◆ Set problem
Identify the lines holding "Falloff" and copy them.

◆ Extracted records
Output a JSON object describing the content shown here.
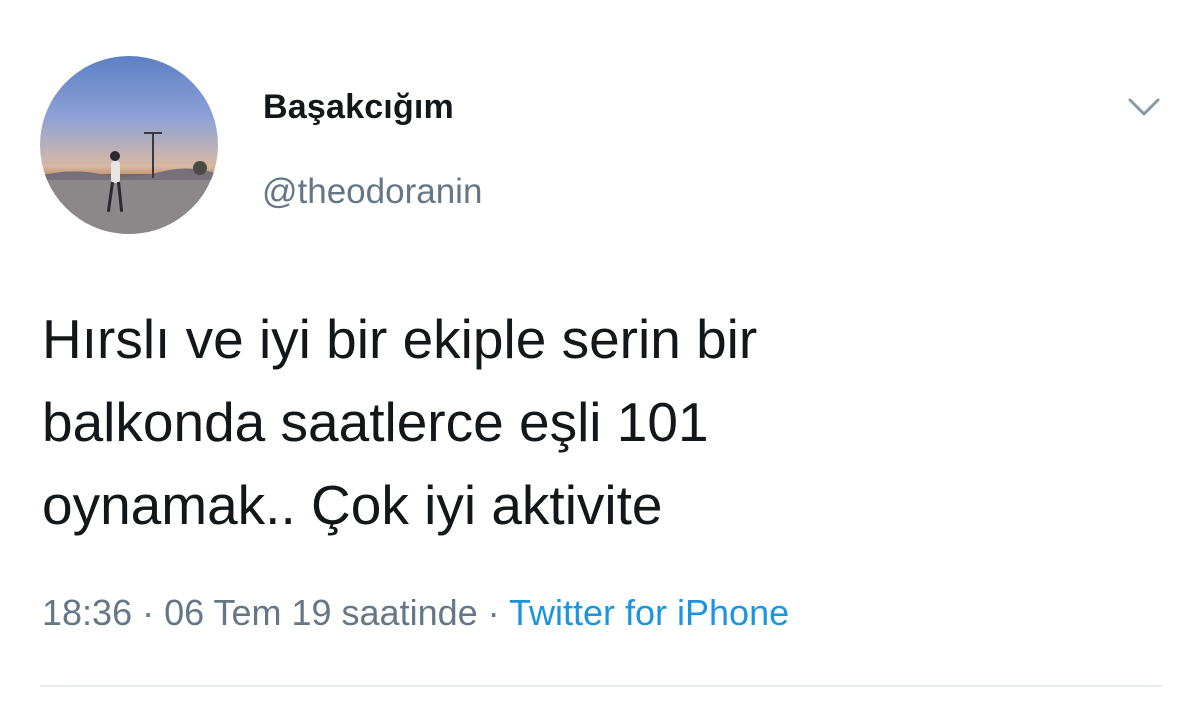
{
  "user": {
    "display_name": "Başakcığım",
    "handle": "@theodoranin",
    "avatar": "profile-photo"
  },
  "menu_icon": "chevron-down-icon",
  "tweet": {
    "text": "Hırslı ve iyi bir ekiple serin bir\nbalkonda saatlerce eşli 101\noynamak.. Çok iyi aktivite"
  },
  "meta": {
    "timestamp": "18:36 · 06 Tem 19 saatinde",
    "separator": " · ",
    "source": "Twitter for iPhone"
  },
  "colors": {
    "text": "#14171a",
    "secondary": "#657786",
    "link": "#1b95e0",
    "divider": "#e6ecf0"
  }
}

==

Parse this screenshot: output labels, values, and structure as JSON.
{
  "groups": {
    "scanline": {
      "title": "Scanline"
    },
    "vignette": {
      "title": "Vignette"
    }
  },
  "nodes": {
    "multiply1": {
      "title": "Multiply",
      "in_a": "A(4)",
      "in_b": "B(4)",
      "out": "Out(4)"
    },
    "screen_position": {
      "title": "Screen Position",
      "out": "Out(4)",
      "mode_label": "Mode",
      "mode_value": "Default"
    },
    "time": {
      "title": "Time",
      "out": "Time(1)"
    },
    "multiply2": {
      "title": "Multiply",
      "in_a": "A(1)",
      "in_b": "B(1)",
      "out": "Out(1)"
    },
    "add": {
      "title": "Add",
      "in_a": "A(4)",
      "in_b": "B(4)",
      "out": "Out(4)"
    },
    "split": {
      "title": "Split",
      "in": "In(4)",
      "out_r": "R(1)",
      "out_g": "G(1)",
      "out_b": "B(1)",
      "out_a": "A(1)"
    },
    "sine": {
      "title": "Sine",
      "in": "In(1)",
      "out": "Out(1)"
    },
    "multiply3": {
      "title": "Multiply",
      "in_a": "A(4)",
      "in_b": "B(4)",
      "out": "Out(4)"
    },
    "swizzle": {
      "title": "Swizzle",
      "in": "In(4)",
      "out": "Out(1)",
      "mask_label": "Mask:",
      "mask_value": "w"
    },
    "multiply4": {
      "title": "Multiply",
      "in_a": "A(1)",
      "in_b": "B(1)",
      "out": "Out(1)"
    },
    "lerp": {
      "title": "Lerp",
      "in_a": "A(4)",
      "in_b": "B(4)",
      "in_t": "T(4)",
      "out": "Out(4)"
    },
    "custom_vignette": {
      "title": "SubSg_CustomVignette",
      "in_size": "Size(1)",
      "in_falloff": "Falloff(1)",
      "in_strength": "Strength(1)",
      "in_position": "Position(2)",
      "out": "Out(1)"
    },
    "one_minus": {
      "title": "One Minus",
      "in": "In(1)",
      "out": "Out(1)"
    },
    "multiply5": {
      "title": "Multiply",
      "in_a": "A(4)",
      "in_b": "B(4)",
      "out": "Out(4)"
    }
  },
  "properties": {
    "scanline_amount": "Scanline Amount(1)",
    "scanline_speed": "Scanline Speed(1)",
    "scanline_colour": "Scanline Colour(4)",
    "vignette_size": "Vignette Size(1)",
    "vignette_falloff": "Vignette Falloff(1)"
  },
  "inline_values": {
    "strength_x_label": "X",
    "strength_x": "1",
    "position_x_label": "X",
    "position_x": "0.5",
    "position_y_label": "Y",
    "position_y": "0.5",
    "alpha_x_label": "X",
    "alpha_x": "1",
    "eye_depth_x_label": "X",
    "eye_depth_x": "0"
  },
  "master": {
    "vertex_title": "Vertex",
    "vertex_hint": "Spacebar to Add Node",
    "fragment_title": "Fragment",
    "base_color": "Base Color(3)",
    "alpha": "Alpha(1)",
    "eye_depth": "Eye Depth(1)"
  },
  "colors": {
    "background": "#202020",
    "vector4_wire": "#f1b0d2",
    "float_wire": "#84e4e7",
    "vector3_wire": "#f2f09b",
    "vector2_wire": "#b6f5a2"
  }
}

◆ Completed exercise
      "in_falloff": "Falloff(1)",
    "vignette_falloff": "Vignette Falloff(1)"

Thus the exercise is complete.